Problem to work on:
Please return every line of the records below that holds the word "Éventuellement".

(Source material)

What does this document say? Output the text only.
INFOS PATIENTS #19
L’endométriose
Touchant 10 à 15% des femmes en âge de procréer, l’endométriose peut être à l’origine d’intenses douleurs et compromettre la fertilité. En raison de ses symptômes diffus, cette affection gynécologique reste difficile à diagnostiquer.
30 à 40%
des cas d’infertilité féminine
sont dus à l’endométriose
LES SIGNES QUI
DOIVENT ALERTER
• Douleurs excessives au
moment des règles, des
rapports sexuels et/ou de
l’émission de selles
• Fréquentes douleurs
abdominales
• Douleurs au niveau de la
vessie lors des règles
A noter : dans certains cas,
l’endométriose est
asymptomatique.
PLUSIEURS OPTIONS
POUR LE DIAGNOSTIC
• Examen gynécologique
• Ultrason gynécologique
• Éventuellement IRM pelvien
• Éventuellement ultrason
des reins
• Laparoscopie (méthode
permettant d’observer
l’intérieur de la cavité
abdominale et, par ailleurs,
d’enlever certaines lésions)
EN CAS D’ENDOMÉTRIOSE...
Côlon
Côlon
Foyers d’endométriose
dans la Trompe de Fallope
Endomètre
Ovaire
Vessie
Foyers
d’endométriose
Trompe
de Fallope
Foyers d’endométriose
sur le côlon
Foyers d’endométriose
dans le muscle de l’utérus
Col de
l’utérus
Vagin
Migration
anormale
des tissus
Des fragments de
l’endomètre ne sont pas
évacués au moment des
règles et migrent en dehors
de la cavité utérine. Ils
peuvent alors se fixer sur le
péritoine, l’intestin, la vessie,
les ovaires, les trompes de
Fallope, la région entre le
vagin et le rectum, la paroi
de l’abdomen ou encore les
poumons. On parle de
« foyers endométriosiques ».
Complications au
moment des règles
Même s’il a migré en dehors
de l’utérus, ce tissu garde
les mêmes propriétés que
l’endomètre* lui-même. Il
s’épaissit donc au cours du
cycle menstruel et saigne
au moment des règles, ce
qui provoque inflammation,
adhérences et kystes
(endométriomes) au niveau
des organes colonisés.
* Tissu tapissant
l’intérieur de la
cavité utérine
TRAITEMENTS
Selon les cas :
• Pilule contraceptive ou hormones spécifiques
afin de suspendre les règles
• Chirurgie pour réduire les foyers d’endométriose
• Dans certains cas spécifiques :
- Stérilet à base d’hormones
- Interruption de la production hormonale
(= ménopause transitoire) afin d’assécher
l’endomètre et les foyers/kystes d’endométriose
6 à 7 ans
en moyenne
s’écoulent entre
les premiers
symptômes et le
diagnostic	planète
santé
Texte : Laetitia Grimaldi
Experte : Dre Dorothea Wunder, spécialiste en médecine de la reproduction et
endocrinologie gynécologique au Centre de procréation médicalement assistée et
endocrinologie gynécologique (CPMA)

(End Source material)

Result of the task:
• Éventuellement IRM pelvien
• Éventuellement ultrason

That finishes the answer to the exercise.